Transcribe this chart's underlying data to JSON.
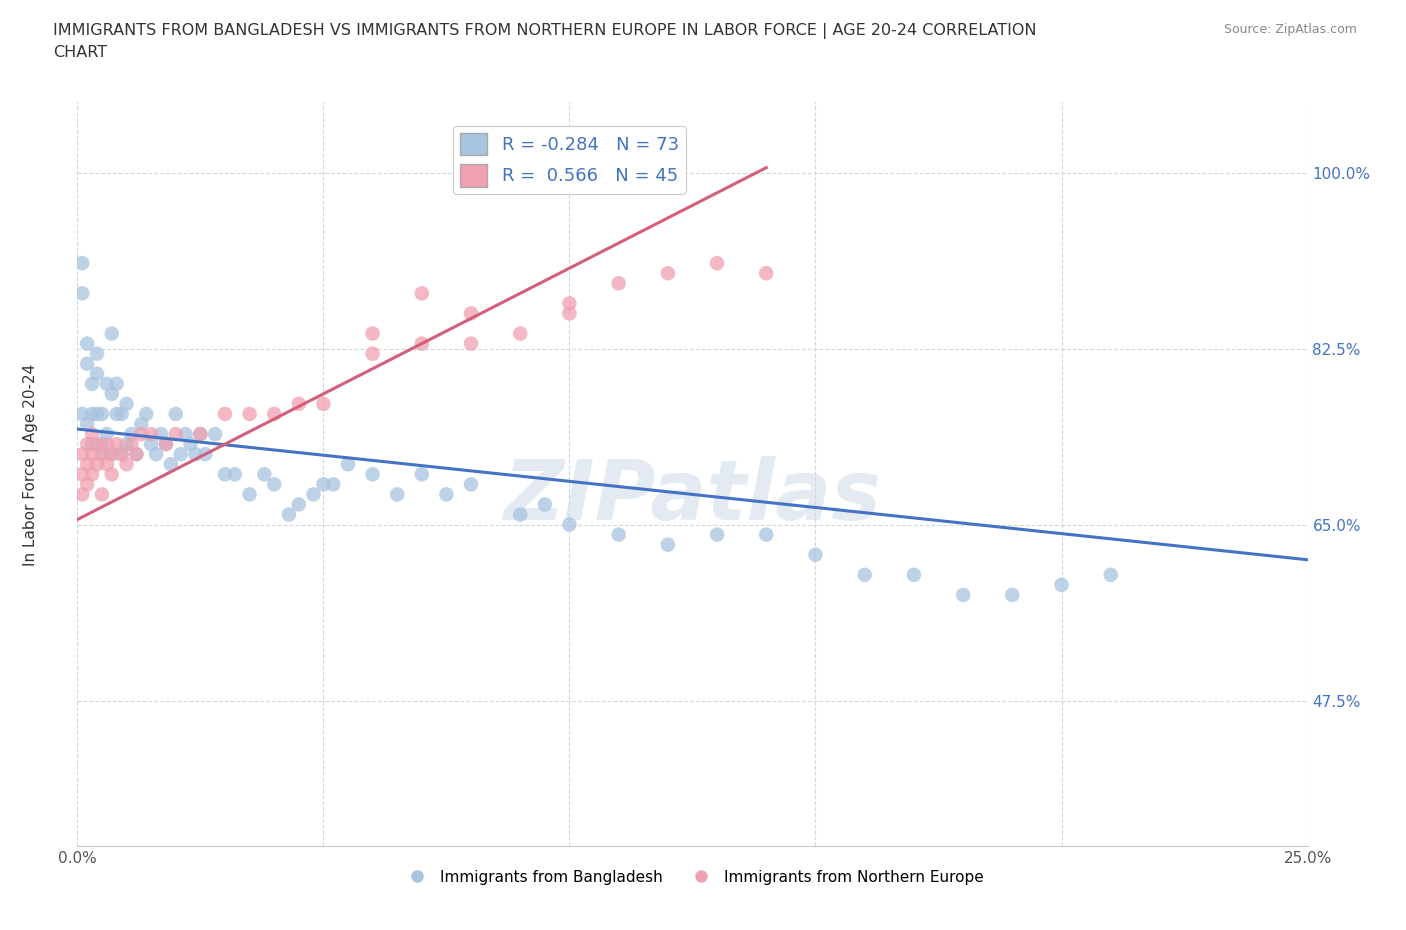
{
  "title": "IMMIGRANTS FROM BANGLADESH VS IMMIGRANTS FROM NORTHERN EUROPE IN LABOR FORCE | AGE 20-24 CORRELATION\nCHART",
  "source_text": "Source: ZipAtlas.com",
  "ylabel": "In Labor Force | Age 20-24",
  "xlim": [
    0.0,
    0.25
  ],
  "ylim": [
    0.33,
    1.07
  ],
  "xticks": [
    0.0,
    0.05,
    0.1,
    0.15,
    0.2,
    0.25
  ],
  "xtick_labels": [
    "0.0%",
    "",
    "",
    "",
    "",
    "25.0%"
  ],
  "yticks": [
    0.475,
    0.65,
    0.825,
    1.0
  ],
  "ytick_labels": [
    "47.5%",
    "65.0%",
    "82.5%",
    "100.0%"
  ],
  "R_bangladesh": -0.284,
  "N_bangladesh": 73,
  "R_northern_europe": 0.566,
  "N_northern_europe": 45,
  "blue_color": "#a8c4e0",
  "pink_color": "#f0a0b0",
  "blue_line_color": "#4472c4",
  "pink_line_color": "#d45f7a",
  "watermark_text": "ZIPatlas",
  "watermark_color": "#ccd9e8",
  "legend_label_bangladesh": "Immigrants from Bangladesh",
  "legend_label_northern_europe": "Immigrants from Northern Europe",
  "bangladesh_x": [
    0.001,
    0.001,
    0.001,
    0.002,
    0.002,
    0.002,
    0.003,
    0.003,
    0.003,
    0.004,
    0.004,
    0.004,
    0.005,
    0.005,
    0.005,
    0.006,
    0.006,
    0.007,
    0.007,
    0.007,
    0.008,
    0.008,
    0.009,
    0.009,
    0.01,
    0.01,
    0.011,
    0.012,
    0.013,
    0.014,
    0.015,
    0.016,
    0.017,
    0.018,
    0.019,
    0.02,
    0.021,
    0.022,
    0.023,
    0.024,
    0.025,
    0.026,
    0.028,
    0.03,
    0.032,
    0.035,
    0.038,
    0.04,
    0.043,
    0.048,
    0.052,
    0.06,
    0.065,
    0.05,
    0.055,
    0.045,
    0.07,
    0.075,
    0.08,
    0.09,
    0.095,
    0.1,
    0.11,
    0.12,
    0.13,
    0.14,
    0.15,
    0.16,
    0.17,
    0.18,
    0.19,
    0.2,
    0.21
  ],
  "bangladesh_y": [
    0.88,
    0.91,
    0.76,
    0.75,
    0.81,
    0.83,
    0.73,
    0.76,
    0.79,
    0.82,
    0.76,
    0.8,
    0.72,
    0.76,
    0.73,
    0.74,
    0.79,
    0.72,
    0.78,
    0.84,
    0.76,
    0.79,
    0.72,
    0.76,
    0.73,
    0.77,
    0.74,
    0.72,
    0.75,
    0.76,
    0.73,
    0.72,
    0.74,
    0.73,
    0.71,
    0.76,
    0.72,
    0.74,
    0.73,
    0.72,
    0.74,
    0.72,
    0.74,
    0.7,
    0.7,
    0.68,
    0.7,
    0.69,
    0.66,
    0.68,
    0.69,
    0.7,
    0.68,
    0.69,
    0.71,
    0.67,
    0.7,
    0.68,
    0.69,
    0.66,
    0.67,
    0.65,
    0.64,
    0.63,
    0.64,
    0.64,
    0.62,
    0.6,
    0.6,
    0.58,
    0.58,
    0.59,
    0.6
  ],
  "northern_europe_x": [
    0.001,
    0.001,
    0.001,
    0.002,
    0.002,
    0.002,
    0.003,
    0.003,
    0.003,
    0.004,
    0.004,
    0.005,
    0.005,
    0.006,
    0.006,
    0.007,
    0.007,
    0.008,
    0.009,
    0.01,
    0.011,
    0.012,
    0.013,
    0.015,
    0.018,
    0.02,
    0.025,
    0.03,
    0.035,
    0.04,
    0.045,
    0.05,
    0.06,
    0.07,
    0.08,
    0.09,
    0.1,
    0.06,
    0.07,
    0.08,
    0.1,
    0.11,
    0.12,
    0.13,
    0.14
  ],
  "northern_europe_y": [
    0.72,
    0.7,
    0.68,
    0.71,
    0.73,
    0.69,
    0.72,
    0.7,
    0.74,
    0.71,
    0.73,
    0.72,
    0.68,
    0.71,
    0.73,
    0.72,
    0.7,
    0.73,
    0.72,
    0.71,
    0.73,
    0.72,
    0.74,
    0.74,
    0.73,
    0.74,
    0.74,
    0.76,
    0.76,
    0.76,
    0.77,
    0.77,
    0.82,
    0.83,
    0.83,
    0.84,
    0.87,
    0.84,
    0.88,
    0.86,
    0.86,
    0.89,
    0.9,
    0.91,
    0.9
  ],
  "blue_line_x0": 0.0,
  "blue_line_x1": 0.25,
  "blue_line_y0": 0.745,
  "blue_line_y1": 0.615,
  "pink_line_x0": 0.0,
  "pink_line_x1": 0.14,
  "pink_line_y0": 0.655,
  "pink_line_y1": 1.005
}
* * *
Each record should be quoted exactly, with the images omitted.

| EXERCISE OUTPUT |
Transcribe this chart's underlying data to JSON.
{
  "title": "IMMIGRANTS FROM BANGLADESH VS IMMIGRANTS FROM NORTHERN EUROPE IN LABOR FORCE | AGE 20-24 CORRELATION\nCHART",
  "source_text": "Source: ZipAtlas.com",
  "ylabel": "In Labor Force | Age 20-24",
  "xlim": [
    0.0,
    0.25
  ],
  "ylim": [
    0.33,
    1.07
  ],
  "xticks": [
    0.0,
    0.05,
    0.1,
    0.15,
    0.2,
    0.25
  ],
  "xtick_labels": [
    "0.0%",
    "",
    "",
    "",
    "",
    "25.0%"
  ],
  "yticks": [
    0.475,
    0.65,
    0.825,
    1.0
  ],
  "ytick_labels": [
    "47.5%",
    "65.0%",
    "82.5%",
    "100.0%"
  ],
  "R_bangladesh": -0.284,
  "N_bangladesh": 73,
  "R_northern_europe": 0.566,
  "N_northern_europe": 45,
  "blue_color": "#a8c4e0",
  "pink_color": "#f0a0b0",
  "blue_line_color": "#4472c4",
  "pink_line_color": "#d45f7a",
  "watermark_text": "ZIPatlas",
  "watermark_color": "#ccd9e8",
  "legend_label_bangladesh": "Immigrants from Bangladesh",
  "legend_label_northern_europe": "Immigrants from Northern Europe",
  "bangladesh_x": [
    0.001,
    0.001,
    0.001,
    0.002,
    0.002,
    0.002,
    0.003,
    0.003,
    0.003,
    0.004,
    0.004,
    0.004,
    0.005,
    0.005,
    0.005,
    0.006,
    0.006,
    0.007,
    0.007,
    0.007,
    0.008,
    0.008,
    0.009,
    0.009,
    0.01,
    0.01,
    0.011,
    0.012,
    0.013,
    0.014,
    0.015,
    0.016,
    0.017,
    0.018,
    0.019,
    0.02,
    0.021,
    0.022,
    0.023,
    0.024,
    0.025,
    0.026,
    0.028,
    0.03,
    0.032,
    0.035,
    0.038,
    0.04,
    0.043,
    0.048,
    0.052,
    0.06,
    0.065,
    0.05,
    0.055,
    0.045,
    0.07,
    0.075,
    0.08,
    0.09,
    0.095,
    0.1,
    0.11,
    0.12,
    0.13,
    0.14,
    0.15,
    0.16,
    0.17,
    0.18,
    0.19,
    0.2,
    0.21
  ],
  "bangladesh_y": [
    0.88,
    0.91,
    0.76,
    0.75,
    0.81,
    0.83,
    0.73,
    0.76,
    0.79,
    0.82,
    0.76,
    0.8,
    0.72,
    0.76,
    0.73,
    0.74,
    0.79,
    0.72,
    0.78,
    0.84,
    0.76,
    0.79,
    0.72,
    0.76,
    0.73,
    0.77,
    0.74,
    0.72,
    0.75,
    0.76,
    0.73,
    0.72,
    0.74,
    0.73,
    0.71,
    0.76,
    0.72,
    0.74,
    0.73,
    0.72,
    0.74,
    0.72,
    0.74,
    0.7,
    0.7,
    0.68,
    0.7,
    0.69,
    0.66,
    0.68,
    0.69,
    0.7,
    0.68,
    0.69,
    0.71,
    0.67,
    0.7,
    0.68,
    0.69,
    0.66,
    0.67,
    0.65,
    0.64,
    0.63,
    0.64,
    0.64,
    0.62,
    0.6,
    0.6,
    0.58,
    0.58,
    0.59,
    0.6
  ],
  "northern_europe_x": [
    0.001,
    0.001,
    0.001,
    0.002,
    0.002,
    0.002,
    0.003,
    0.003,
    0.003,
    0.004,
    0.004,
    0.005,
    0.005,
    0.006,
    0.006,
    0.007,
    0.007,
    0.008,
    0.009,
    0.01,
    0.011,
    0.012,
    0.013,
    0.015,
    0.018,
    0.02,
    0.025,
    0.03,
    0.035,
    0.04,
    0.045,
    0.05,
    0.06,
    0.07,
    0.08,
    0.09,
    0.1,
    0.06,
    0.07,
    0.08,
    0.1,
    0.11,
    0.12,
    0.13,
    0.14
  ],
  "northern_europe_y": [
    0.72,
    0.7,
    0.68,
    0.71,
    0.73,
    0.69,
    0.72,
    0.7,
    0.74,
    0.71,
    0.73,
    0.72,
    0.68,
    0.71,
    0.73,
    0.72,
    0.7,
    0.73,
    0.72,
    0.71,
    0.73,
    0.72,
    0.74,
    0.74,
    0.73,
    0.74,
    0.74,
    0.76,
    0.76,
    0.76,
    0.77,
    0.77,
    0.82,
    0.83,
    0.83,
    0.84,
    0.87,
    0.84,
    0.88,
    0.86,
    0.86,
    0.89,
    0.9,
    0.91,
    0.9
  ],
  "blue_line_x0": 0.0,
  "blue_line_x1": 0.25,
  "blue_line_y0": 0.745,
  "blue_line_y1": 0.615,
  "pink_line_x0": 0.0,
  "pink_line_x1": 0.14,
  "pink_line_y0": 0.655,
  "pink_line_y1": 1.005
}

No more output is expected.